**Problems and tasks**
[1] According to the election news text, what percentage of registered voters has Georgia required on statewide independent petitions since 1986?
[2] Continue the election news text, picking up after its final sentence.

**Extract**
===

Statewide Independent Candidate in Georgia Puts on Massive Effort to Collect 44,089 Valid Signatures

The Atlanta Journal-Constitution has this article about the effort to collect 44,089 valid signatures to get Brad Bryant on the Georgia ballot as a candidate for State School Superintendent.  If he succeeds, he will be the first independent candidate in Georgia history to qualify for statewide office by petition, except for certain independent presidential candidates.

Georgia has required independents to collect signatures starting in 1943.  Between 1943 and 1979, the statewide independent requirement was 5% of the number of registered voters.  Between 1979 and 1986, it was 2.5% of registered voters.  Since 1986 it has been 1%.  Even at the 1% level, no independent statewide petition has succeeded for any office other than President.  Georgia has severe requirements for getting petitions circulated.  Each sheet must be notarized.  Signers must not only sign their names, print their names, print their addresses, but must enter the county and the date of signing.  If any notary public submits any signatures in his or her capacity as a circulator, then all of that notary public’s work in the capacity as a notary is invalid.

Independent presidential candidates who complied with the 1% petition requirement, in the years that requirement was set at 1%, are Ross Perot in 1992, and Pat Buchanan in 2000.  Georgia is one of four states in which Ralph Nader never appeared on the ballot (the others are Indiana, North Carolina, and Oklahoma).  Thanks to Faye Coffield for the link.

Rhode Island Court Will Hear Case Against Discriminatory Public Funding for Political Parties

A U.S. District Court in Rhode Island is expediting the lawsuit Moderate Party of Rhode Island v Lynch, 10-265.  On August 5, the case will receive a hearing on the plaintiffs’ request for injunctive relief.  The case challenges Rhode Island laws on public funding for political parties.  The law discriminates against qualified political parties that become qualified by petition, and also against qualified political parties that become qualified by virtue of polling a large share of the vote in a presidential election.  When the law on public funding for political parties was written, parties only became ballot-qualified via polling 5% or more for Governor.  In 1994, when the law on how a party becomes ballot-qualified was expanded to let groups become qualified either with a party petition, or by polling 5% for President, no one ever thought to revise the companion law on public funding.

The Moderate Party is the only ballot-qualified party in Rhode Island, other than the Democratic and Republican Parties.  It became ballot-qualified by petition in 2009.

U.S. District Court Rules that Constitution Does Not Require Congress to Increase the Size of the U.S. House

On July 8, a 3-judge U.S. District Court in the Northern District of Mississippi ruled that the U.S. Constitution does not require a larger number of members in the U.S. House of Representatives.  Clemons v U.S. Department of Commerce, 3:09-cv-104.  The decision is 36 pages long.

===

**Dataset content**
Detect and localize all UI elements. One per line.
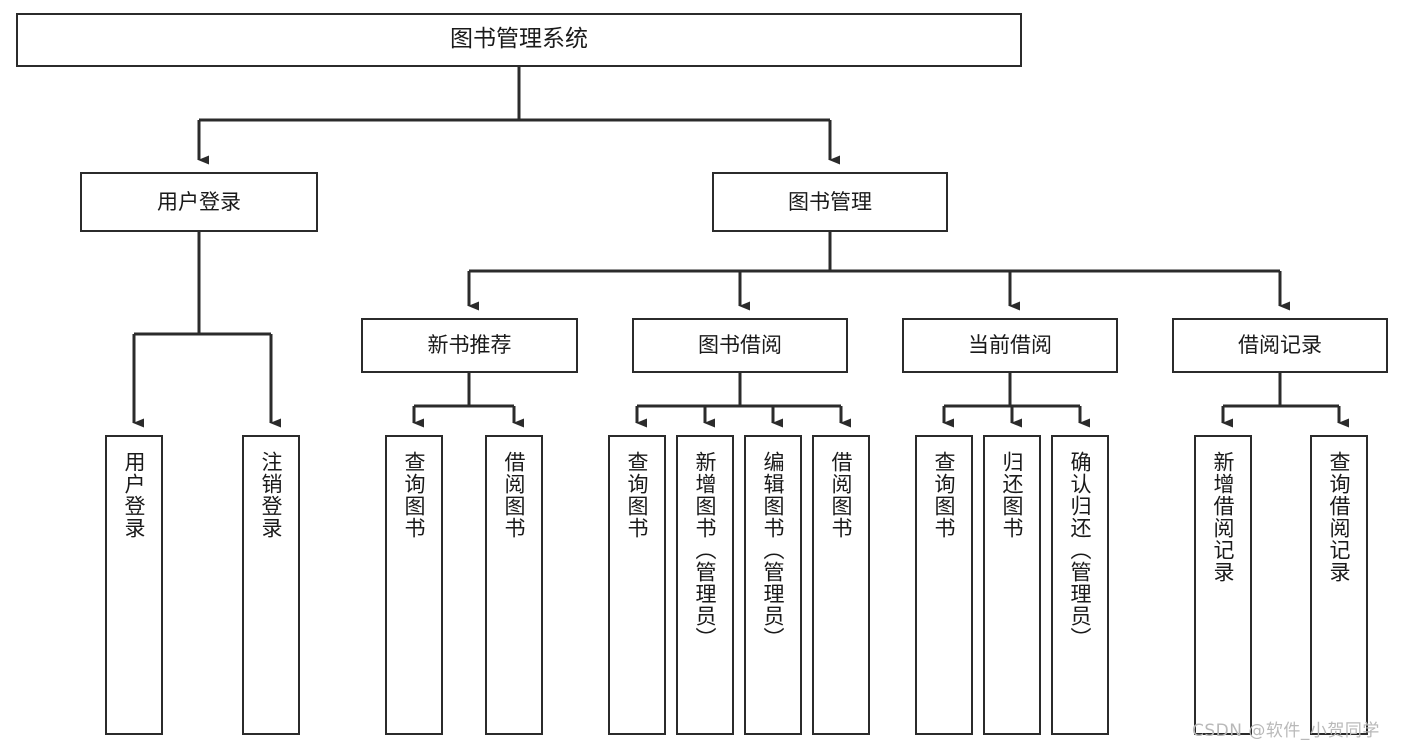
node-leaf-query-book-3[interactable]: 查询图书 [915,435,973,735]
node-label: 当前借阅 [968,333,1052,358]
node-book-management-system[interactable]: 图书管理系统 [16,13,1022,67]
node-leaf-add-borrow-record[interactable]: 新增借阅记录 [1194,435,1252,735]
node-label: 借阅图书 [502,451,527,539]
node-leaf-confirm-return[interactable]: 确认归还（管理员） [1051,435,1109,735]
node-label: 注销登录 [259,451,284,539]
node-label: 借阅图书 [829,451,854,539]
node-label: 图书管理系统 [450,26,588,53]
node-leaf-query-book-1[interactable]: 查询图书 [385,435,443,735]
node-label: 用户登录 [122,451,147,539]
node-label: 图书管理 [788,189,872,214]
node-book-borrow[interactable]: 图书借阅 [632,318,848,373]
node-new-book-recommend[interactable]: 新书推荐 [361,318,578,373]
node-current-borrow[interactable]: 当前借阅 [902,318,1118,373]
node-book-management[interactable]: 图书管理 [712,172,948,232]
node-leaf-add-book[interactable]: 新增图书（管理员） [676,435,734,735]
node-leaf-user-login[interactable]: 用户登录 [105,435,163,735]
node-label: 查询图书 [402,451,427,539]
node-label: 新增图书（管理员） [693,451,718,649]
node-label: 确认归还（管理员） [1068,451,1093,649]
node-user-login[interactable]: 用户登录 [80,172,318,232]
node-label: 新增借阅记录 [1211,451,1236,583]
node-label: 用户登录 [157,189,241,214]
node-label: 图书借阅 [698,333,782,358]
node-leaf-logout-login[interactable]: 注销登录 [242,435,300,735]
node-leaf-borrow-book-1[interactable]: 借阅图书 [485,435,543,735]
node-label: 编辑图书（管理员） [761,451,786,649]
node-borrow-record[interactable]: 借阅记录 [1172,318,1388,373]
node-label: 归还图书 [1000,451,1025,539]
csdn-watermark: CSDN @软件_小贺同学 [1192,721,1380,741]
node-leaf-return-book[interactable]: 归还图书 [983,435,1041,735]
node-label: 查询图书 [625,451,650,539]
node-label: 查询借阅记录 [1327,451,1352,583]
node-label: 借阅记录 [1238,333,1322,358]
node-label: 新书推荐 [427,333,512,358]
node-leaf-borrow-book-2[interactable]: 借阅图书 [812,435,870,735]
node-leaf-query-borrow-record[interactable]: 查询借阅记录 [1310,435,1368,735]
node-leaf-query-book-2[interactable]: 查询图书 [608,435,666,735]
node-label: 查询图书 [932,451,957,539]
node-leaf-edit-book[interactable]: 编辑图书（管理员） [744,435,802,735]
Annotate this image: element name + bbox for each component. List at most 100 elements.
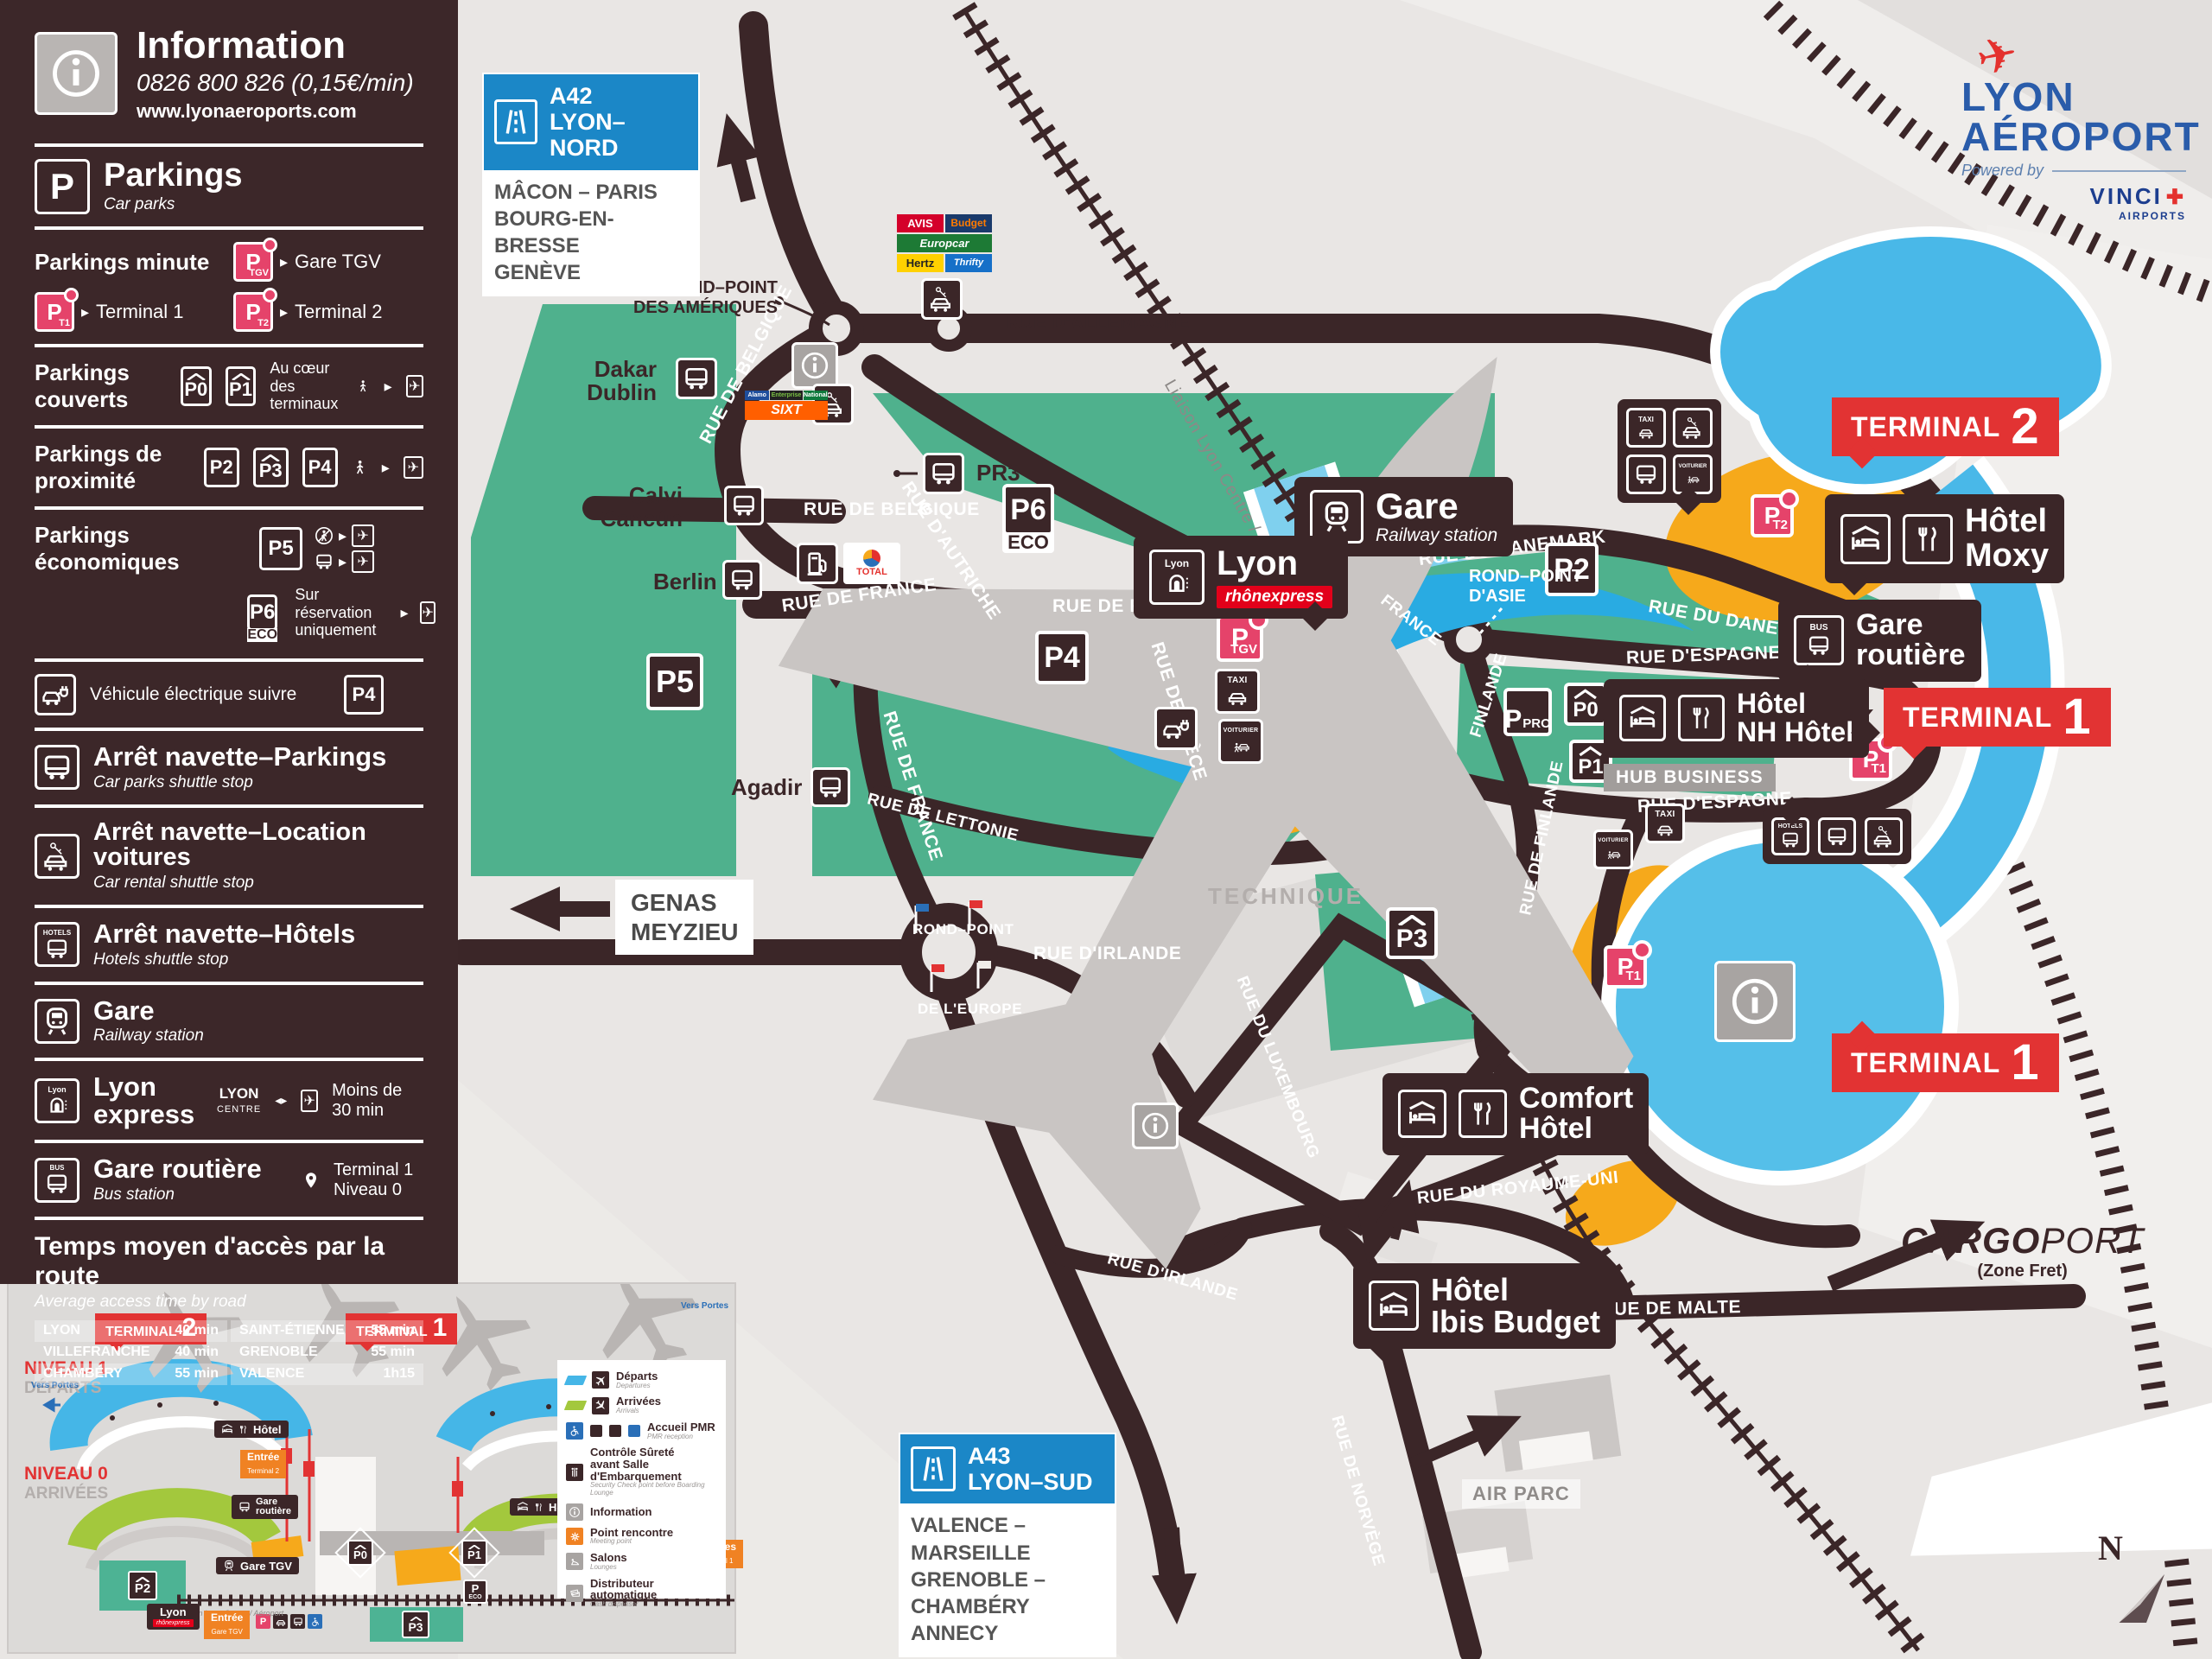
inset-badge-p3: P3	[402, 1611, 429, 1638]
badge-p2: P2	[203, 448, 239, 488]
car-rental-icon-north	[921, 278, 963, 320]
technique-label: TECHNIQUE	[1208, 883, 1364, 909]
thrifty-logo: Thrifty	[945, 254, 992, 272]
compass-north: N	[2098, 1528, 2171, 1629]
budget-logo: Budget	[945, 214, 992, 232]
plane-icon: ✈	[352, 550, 375, 574]
plane-icon: ✈	[301, 1089, 319, 1112]
restaurant-icon	[1903, 513, 1953, 564]
rhonexpress-icon: Lyon	[35, 1077, 79, 1123]
voiturier-icon-t1: VOITURIER	[1593, 830, 1633, 869]
plane-icon: ✈	[405, 375, 423, 398]
parking-badge-p0: P0	[1564, 683, 1607, 726]
total-logo: TOTAL	[843, 543, 900, 584]
cash-icon	[566, 1584, 583, 1602]
parking-badge-p3: P3	[1386, 907, 1438, 959]
lounge-icon	[566, 1553, 583, 1571]
hertz-logo: Hertz	[897, 254, 944, 272]
pin-icon	[302, 1170, 320, 1191]
info-url: www.lyonaeroports.com	[137, 100, 357, 122]
badge-p1: P1	[225, 366, 257, 407]
walk-icon	[352, 456, 368, 479]
hotel-bed-icon	[1398, 1090, 1446, 1139]
voiturier-icon-tgv: VOITURIER	[1218, 719, 1263, 764]
parking-badge-p4: P4	[1035, 631, 1089, 684]
t2-services-bubble: TAXI VOITURIER	[1618, 399, 1721, 503]
restaurant-icon	[1459, 1090, 1507, 1139]
ev-charging-icon	[1154, 707, 1198, 750]
minute-t1-dest: Terminal 1	[96, 301, 184, 323]
avis-logo: AVIS	[897, 214, 944, 232]
rhonexpress-brand: rhônexpress	[1217, 585, 1333, 608]
info-icon	[35, 32, 118, 115]
hub-business-tag: HUB BUSINESS	[1604, 764, 1776, 791]
inset-taxi-icon	[273, 1614, 288, 1629]
legend-sidebar: Information 0826 800 826 (0,15€/min) www…	[0, 0, 458, 1385]
motorway-icon	[494, 99, 538, 145]
no-walk-icon	[315, 526, 334, 545]
alamo-logo: Alamo	[745, 391, 770, 400]
access-subtitle: Average access time by road	[35, 1292, 246, 1311]
hotels-shuttle-icon: HOTELS	[35, 922, 79, 968]
car-rental-icon	[1673, 408, 1713, 448]
info-icon-ameriques	[791, 342, 838, 389]
parkings-title: Parkings	[104, 157, 243, 194]
compass-arrow	[2119, 1574, 2164, 1623]
road-label-allemagne: RUE D'ALLEMAGNE	[1007, 313, 1191, 333]
logo-star-icon: ✈	[1971, 24, 2023, 87]
rental-logos-block2: Alamo Enterprise National SIXT	[745, 391, 828, 420]
inset-bus-icon	[290, 1614, 305, 1629]
plane-icon: ✈	[420, 601, 435, 625]
hotel-bed-icon	[1369, 1281, 1419, 1332]
taxi-icon-t1: TAXI	[1645, 804, 1685, 843]
cargoport-label: CARGOPORT(Zone Fret)	[1901, 1220, 2145, 1281]
badge-p0: P0	[180, 366, 212, 407]
bus-stop-icon-calvi	[724, 486, 764, 525]
minute-label: Parkings minute	[35, 248, 210, 275]
legend-information: Information	[566, 1503, 717, 1521]
flags	[914, 900, 991, 992]
restaurant-icon	[1678, 695, 1725, 742]
parking-icon: P	[35, 159, 90, 214]
meeting-point-icon	[566, 1528, 583, 1546]
voiturier-icon: VOITURIER	[1673, 454, 1713, 494]
badge-p5: P5	[259, 527, 302, 571]
rental-logos-block: AVIS Budget Europcar Hertz Thrifty	[897, 214, 992, 272]
plane-icon: ✈	[352, 524, 375, 548]
stop-berlin-label: Berlin	[653, 569, 717, 594]
car-rental-icon	[1865, 817, 1903, 855]
inset-vers-portes-t1: Vers Portes	[681, 1301, 729, 1311]
inset-hotel-tag-1: Hôtel	[214, 1421, 289, 1438]
sixt-logo: SIXT	[745, 401, 828, 420]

===

**Answers in order**
[1] 1%

[2]
Plaintiffs had based on their argument on the need to have approximately equal representation in the U.S. House.  Given that the size of the House is 435 members, and given that the Constitution implicitly seems to bar creating U.S. House districts that include parts of one state and parts of another state, the existing system provides great inequality between states.  Wyoming has one seat for 495,304 persons, but Montana has one seat for 905,316 persons.  Therefore, an individual voter in Wyoming has more than twice the voting power of a voter in Montana, for U.S. House representation.

The decision says that the Constitution was almost amended in the 1790’s to provide for an ever-increasing size in the U.S. House.  The proposed amendment to require that Congress constantly increase the size of the U.S. House passed in Congress and would have become part of the Constitution if one more state had ratified it.  In effect, the recent decision says that the courts should not impose an idea that might have become part of the text of the Constitution itself, but did not become part of the Constitution.  Thanks to Michael Warnken for the news.  The case will almost certainly be appealed directly to the U.S. Supreme Court.

Riverside County, California, Counts 12,563 Late Votes.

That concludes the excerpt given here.